━━━ Raw data ━━━

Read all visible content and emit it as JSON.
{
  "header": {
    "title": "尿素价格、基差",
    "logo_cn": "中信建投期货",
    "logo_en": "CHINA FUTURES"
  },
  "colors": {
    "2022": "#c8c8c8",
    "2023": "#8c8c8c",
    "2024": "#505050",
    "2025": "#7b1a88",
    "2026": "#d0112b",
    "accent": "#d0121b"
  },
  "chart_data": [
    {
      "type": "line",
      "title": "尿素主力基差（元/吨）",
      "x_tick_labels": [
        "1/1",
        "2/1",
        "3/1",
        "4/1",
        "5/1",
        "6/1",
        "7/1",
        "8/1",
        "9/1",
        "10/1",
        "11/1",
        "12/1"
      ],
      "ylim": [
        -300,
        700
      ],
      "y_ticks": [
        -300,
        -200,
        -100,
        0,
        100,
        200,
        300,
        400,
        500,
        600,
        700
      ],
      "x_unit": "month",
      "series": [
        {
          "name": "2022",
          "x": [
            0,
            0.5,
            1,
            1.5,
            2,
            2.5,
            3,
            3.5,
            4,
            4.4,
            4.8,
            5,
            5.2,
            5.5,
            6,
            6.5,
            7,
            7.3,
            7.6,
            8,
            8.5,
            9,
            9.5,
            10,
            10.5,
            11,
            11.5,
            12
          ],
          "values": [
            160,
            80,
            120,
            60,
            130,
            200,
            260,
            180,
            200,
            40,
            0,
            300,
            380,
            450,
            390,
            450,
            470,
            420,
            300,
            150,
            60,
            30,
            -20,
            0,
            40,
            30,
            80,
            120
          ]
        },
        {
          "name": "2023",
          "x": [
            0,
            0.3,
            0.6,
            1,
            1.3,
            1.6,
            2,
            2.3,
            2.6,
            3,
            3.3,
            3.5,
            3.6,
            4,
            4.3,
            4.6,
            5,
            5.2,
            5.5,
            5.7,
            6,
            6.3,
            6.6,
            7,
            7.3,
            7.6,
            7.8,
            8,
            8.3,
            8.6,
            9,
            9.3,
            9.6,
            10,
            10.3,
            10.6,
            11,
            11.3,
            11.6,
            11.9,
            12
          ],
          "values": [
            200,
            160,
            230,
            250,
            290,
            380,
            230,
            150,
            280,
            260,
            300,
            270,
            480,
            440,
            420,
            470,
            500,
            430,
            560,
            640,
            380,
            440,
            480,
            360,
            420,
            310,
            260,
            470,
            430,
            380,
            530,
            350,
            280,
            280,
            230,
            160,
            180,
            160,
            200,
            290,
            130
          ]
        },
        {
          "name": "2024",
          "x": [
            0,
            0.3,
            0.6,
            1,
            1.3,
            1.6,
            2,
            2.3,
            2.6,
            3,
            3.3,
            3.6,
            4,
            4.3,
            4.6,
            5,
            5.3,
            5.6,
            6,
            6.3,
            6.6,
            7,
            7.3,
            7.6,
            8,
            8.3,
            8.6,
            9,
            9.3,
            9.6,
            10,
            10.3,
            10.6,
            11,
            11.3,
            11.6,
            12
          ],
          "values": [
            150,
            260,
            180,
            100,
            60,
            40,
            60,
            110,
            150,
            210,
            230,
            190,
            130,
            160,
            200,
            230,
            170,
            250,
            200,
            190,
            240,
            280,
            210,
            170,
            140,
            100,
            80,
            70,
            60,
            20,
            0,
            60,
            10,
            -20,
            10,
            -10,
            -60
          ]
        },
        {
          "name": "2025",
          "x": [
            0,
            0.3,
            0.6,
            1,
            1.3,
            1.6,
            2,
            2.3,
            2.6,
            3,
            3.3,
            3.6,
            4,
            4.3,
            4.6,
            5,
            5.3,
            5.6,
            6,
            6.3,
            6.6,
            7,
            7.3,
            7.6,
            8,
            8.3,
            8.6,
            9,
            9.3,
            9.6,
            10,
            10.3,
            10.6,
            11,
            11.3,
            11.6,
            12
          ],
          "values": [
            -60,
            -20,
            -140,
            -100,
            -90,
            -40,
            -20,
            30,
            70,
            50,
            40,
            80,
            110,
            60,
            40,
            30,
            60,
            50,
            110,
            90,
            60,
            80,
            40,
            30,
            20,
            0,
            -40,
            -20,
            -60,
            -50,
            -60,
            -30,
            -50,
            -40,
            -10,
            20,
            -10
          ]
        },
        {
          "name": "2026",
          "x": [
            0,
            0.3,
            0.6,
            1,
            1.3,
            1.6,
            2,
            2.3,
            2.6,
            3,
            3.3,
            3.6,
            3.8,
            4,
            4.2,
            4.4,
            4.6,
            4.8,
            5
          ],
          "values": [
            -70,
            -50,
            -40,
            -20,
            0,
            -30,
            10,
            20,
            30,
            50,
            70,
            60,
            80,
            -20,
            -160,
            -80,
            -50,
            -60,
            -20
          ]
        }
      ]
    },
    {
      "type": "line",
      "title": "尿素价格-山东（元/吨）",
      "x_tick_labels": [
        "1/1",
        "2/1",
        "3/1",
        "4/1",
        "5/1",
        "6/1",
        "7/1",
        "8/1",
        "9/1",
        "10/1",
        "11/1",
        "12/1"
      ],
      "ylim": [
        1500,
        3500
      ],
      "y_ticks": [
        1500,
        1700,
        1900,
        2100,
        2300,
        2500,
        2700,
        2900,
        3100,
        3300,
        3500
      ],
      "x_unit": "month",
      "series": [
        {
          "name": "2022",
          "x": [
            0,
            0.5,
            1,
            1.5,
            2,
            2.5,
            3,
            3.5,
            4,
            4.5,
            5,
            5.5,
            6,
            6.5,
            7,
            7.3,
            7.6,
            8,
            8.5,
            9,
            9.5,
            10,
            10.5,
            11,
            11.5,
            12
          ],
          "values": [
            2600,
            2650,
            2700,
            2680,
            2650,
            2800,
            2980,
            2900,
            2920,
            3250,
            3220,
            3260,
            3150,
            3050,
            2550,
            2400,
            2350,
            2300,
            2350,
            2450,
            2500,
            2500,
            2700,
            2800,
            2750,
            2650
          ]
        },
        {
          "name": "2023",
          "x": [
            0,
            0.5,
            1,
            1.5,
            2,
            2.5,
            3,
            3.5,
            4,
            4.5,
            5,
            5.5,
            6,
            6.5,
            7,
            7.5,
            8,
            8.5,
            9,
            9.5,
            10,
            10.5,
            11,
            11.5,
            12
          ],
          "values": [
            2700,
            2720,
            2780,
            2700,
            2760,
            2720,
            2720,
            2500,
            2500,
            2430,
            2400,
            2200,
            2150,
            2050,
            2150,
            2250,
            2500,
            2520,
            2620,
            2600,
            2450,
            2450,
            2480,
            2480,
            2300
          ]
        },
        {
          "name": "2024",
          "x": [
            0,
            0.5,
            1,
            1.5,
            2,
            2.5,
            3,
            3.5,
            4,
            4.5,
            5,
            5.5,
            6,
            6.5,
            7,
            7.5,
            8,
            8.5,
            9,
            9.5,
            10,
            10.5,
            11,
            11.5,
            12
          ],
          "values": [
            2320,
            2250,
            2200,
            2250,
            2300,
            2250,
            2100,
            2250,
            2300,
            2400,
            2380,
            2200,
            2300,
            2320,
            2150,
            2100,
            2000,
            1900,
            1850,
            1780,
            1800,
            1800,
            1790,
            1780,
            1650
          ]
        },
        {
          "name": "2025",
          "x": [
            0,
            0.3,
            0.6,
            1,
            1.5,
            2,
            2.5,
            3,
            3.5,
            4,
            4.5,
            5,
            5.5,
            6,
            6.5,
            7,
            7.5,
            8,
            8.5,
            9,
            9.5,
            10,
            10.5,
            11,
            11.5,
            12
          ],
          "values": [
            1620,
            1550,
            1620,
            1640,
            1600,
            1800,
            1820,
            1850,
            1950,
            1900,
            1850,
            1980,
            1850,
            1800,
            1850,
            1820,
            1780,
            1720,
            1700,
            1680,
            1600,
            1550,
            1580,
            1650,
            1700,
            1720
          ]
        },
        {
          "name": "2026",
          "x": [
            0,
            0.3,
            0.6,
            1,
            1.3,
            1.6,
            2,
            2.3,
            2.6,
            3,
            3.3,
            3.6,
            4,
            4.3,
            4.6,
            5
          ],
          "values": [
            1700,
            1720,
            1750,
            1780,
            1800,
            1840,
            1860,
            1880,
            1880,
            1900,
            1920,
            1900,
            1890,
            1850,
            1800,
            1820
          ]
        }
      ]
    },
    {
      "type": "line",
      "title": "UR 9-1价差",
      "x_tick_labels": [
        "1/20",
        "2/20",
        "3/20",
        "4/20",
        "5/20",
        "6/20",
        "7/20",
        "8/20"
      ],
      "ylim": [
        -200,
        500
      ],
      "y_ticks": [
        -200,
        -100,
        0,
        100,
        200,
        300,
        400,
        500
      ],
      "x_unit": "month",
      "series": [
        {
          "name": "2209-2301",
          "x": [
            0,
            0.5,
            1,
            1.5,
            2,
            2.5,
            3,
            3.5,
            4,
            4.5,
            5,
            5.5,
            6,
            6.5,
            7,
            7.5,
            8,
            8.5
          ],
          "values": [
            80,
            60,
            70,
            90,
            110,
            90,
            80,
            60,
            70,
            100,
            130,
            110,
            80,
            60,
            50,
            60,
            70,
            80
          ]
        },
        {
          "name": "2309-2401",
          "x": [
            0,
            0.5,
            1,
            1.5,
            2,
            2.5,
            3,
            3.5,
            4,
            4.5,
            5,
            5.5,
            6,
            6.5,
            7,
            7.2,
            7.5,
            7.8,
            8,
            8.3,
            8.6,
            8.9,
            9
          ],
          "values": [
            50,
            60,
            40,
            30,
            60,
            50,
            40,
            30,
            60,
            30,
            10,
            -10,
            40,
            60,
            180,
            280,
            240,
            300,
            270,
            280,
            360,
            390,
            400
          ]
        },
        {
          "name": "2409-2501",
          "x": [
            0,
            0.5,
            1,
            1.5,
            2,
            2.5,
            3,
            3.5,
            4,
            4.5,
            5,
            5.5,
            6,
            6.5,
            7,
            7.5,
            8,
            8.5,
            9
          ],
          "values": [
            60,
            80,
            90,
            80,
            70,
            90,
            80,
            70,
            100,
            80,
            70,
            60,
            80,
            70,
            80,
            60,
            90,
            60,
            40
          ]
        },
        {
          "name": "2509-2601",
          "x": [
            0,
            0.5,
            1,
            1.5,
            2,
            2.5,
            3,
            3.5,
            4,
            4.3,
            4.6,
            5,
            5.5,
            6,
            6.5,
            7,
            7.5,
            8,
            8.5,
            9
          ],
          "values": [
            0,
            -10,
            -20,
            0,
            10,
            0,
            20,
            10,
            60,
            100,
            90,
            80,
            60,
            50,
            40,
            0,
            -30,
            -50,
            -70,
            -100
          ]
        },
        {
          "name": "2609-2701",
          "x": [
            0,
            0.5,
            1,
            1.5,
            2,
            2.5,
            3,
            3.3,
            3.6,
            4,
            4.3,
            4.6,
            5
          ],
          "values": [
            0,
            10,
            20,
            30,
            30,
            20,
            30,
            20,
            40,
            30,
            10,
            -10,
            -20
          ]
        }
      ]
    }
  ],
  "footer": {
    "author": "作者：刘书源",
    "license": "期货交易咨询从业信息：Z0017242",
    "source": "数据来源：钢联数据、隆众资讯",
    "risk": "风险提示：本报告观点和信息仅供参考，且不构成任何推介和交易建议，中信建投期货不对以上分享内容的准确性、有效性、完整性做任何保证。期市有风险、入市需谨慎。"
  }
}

━━━

Given exercise: Using the listing, collect all lines in which the string "title" is found.

Output:
    "title": "尿素价格、基差",
      "title": "尿素主力基差（元/吨）",
      "title": "尿素价格-山东（元/吨）",
      "title": "UR 9-1价差",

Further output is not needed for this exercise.